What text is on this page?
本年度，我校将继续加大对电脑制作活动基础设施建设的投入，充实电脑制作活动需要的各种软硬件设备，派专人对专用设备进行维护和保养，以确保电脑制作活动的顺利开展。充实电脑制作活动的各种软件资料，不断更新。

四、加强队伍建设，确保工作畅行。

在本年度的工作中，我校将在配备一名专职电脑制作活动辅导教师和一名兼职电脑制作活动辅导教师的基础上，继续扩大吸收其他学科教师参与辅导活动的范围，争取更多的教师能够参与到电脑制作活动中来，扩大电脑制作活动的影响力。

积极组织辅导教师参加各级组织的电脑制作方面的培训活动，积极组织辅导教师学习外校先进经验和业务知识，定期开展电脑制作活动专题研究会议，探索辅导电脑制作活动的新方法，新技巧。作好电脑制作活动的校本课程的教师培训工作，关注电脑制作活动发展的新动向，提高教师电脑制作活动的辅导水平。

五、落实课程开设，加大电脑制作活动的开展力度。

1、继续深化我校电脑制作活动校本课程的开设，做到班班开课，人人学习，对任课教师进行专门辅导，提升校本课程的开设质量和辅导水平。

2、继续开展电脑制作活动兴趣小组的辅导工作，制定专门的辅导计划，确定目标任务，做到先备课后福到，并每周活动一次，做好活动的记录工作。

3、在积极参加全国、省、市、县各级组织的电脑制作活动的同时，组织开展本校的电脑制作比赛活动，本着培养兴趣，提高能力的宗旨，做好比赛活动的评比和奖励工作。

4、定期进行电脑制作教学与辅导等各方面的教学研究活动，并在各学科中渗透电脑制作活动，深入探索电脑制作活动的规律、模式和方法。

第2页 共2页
◇ ◇ ◇
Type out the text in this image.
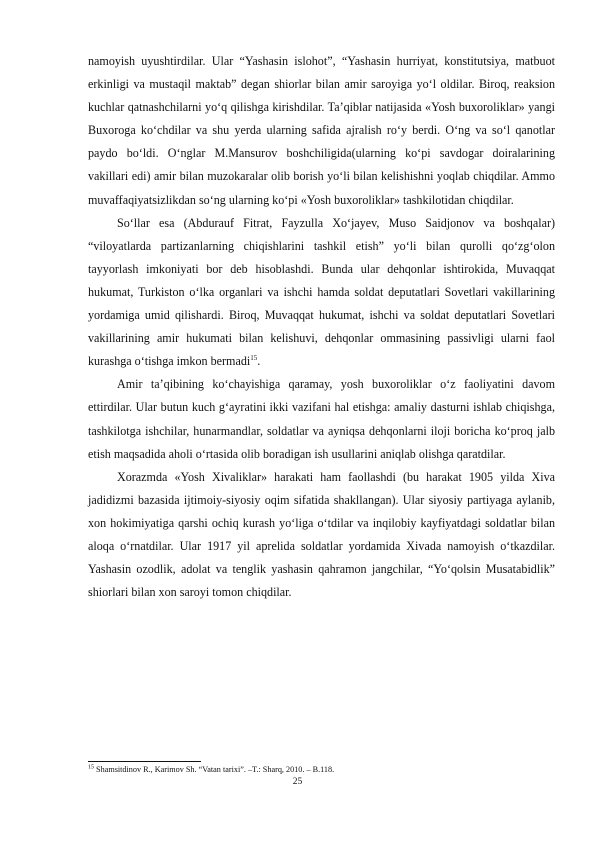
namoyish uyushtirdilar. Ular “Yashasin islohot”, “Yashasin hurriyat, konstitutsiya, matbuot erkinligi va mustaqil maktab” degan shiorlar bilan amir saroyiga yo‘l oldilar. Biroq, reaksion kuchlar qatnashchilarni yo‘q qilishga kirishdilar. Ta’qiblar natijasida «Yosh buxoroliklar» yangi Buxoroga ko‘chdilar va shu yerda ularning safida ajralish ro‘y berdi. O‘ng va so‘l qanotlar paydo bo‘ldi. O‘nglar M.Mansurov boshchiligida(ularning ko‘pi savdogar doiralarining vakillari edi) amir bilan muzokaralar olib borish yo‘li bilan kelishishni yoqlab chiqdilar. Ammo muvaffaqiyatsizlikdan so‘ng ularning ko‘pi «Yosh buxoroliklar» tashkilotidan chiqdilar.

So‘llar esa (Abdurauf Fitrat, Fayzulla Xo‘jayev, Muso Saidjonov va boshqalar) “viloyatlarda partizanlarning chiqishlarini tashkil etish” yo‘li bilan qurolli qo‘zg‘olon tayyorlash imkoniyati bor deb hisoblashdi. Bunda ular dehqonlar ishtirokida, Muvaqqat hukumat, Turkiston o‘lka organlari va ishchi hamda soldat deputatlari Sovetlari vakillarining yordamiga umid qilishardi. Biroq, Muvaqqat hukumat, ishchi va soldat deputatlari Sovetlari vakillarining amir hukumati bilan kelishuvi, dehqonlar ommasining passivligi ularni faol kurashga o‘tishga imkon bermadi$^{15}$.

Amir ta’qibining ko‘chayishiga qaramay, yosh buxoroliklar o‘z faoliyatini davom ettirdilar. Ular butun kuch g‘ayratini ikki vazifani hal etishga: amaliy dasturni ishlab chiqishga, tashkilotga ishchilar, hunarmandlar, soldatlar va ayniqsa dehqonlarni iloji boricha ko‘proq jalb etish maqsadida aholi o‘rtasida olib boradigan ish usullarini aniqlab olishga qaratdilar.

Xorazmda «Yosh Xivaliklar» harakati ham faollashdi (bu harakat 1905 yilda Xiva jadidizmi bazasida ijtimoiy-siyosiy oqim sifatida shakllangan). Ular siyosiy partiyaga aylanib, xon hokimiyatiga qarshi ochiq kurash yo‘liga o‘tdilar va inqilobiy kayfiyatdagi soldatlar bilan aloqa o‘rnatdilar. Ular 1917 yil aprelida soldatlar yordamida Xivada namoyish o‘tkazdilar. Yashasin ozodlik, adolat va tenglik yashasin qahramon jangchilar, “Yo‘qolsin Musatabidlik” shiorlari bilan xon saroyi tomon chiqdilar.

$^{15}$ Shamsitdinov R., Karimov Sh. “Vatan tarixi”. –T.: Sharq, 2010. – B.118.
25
◇ ◇ ◇
Given problem: Go through the records. Copy each line where "text" appears.

Right answer:
What text is on this page?
Type out the text in this image.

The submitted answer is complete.